[Extracted records]

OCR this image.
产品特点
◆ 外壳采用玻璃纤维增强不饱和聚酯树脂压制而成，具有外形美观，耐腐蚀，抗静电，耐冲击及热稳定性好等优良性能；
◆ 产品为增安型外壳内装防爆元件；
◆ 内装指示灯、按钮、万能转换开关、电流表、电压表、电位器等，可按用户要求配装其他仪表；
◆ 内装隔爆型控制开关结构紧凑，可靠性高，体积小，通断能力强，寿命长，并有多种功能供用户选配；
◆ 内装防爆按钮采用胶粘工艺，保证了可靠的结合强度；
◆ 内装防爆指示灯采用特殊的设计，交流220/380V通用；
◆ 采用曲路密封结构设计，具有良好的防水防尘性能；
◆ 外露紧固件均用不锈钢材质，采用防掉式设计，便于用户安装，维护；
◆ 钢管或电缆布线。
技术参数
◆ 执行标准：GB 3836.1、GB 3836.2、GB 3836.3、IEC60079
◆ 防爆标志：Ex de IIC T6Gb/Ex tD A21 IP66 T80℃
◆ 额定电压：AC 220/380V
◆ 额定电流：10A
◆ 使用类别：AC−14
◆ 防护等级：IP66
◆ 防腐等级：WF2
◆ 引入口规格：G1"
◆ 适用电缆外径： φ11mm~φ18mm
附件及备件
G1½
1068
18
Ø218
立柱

**Problem to work on**
Would you restate each of the entries word for word?

**Solution to the problem**
OCR this image.
产品特点
◆ 外壳采用玻璃纤维增强不饱和聚酯树脂压制而成，具有外形美观，耐腐蚀，抗静电，耐冲击及热稳定性好等优良性能；
◆ 产品为增安型外壳内装防爆元件；
◆ 内装指示灯、按钮、万能转换开关、电流表、电压表、电位器等，可按用户要求配装其他仪表；
◆ 内装隔爆型控制开关结构紧凑，可靠性高，体积小，通断能力强，寿命长，并有多种功能供用户选配；
◆ 内装防爆按钮采用胶粘工艺，保证了可靠的结合强度；
◆ 内装防爆指示灯采用特殊的设计，交流220/380V通用；
◆ 采用曲路密封结构设计，具有良好的防水防尘性能；
◆ 外露紧固件均用不锈钢材质，采用防掉式设计，便于用户安装，维护；
◆ 钢管或电缆布线。
技术参数
◆ 执行标准：GB 3836.1、GB 3836.2、GB 3836.3、IEC60079
◆ 防爆标志：Ex de IIC T6Gb/Ex tD A21 IP66 T80℃
◆ 额定电压：AC 220/380V
◆ 额定电流：10A
◆ 使用类别：AC−14
◆ 防护等级：IP66
◆ 防腐等级：WF2
◆ 引入口规格：G1"
◆ 适用电缆外径： φ11mm~φ18mm
附件及备件
G1½
1068
18
Ø218
立柱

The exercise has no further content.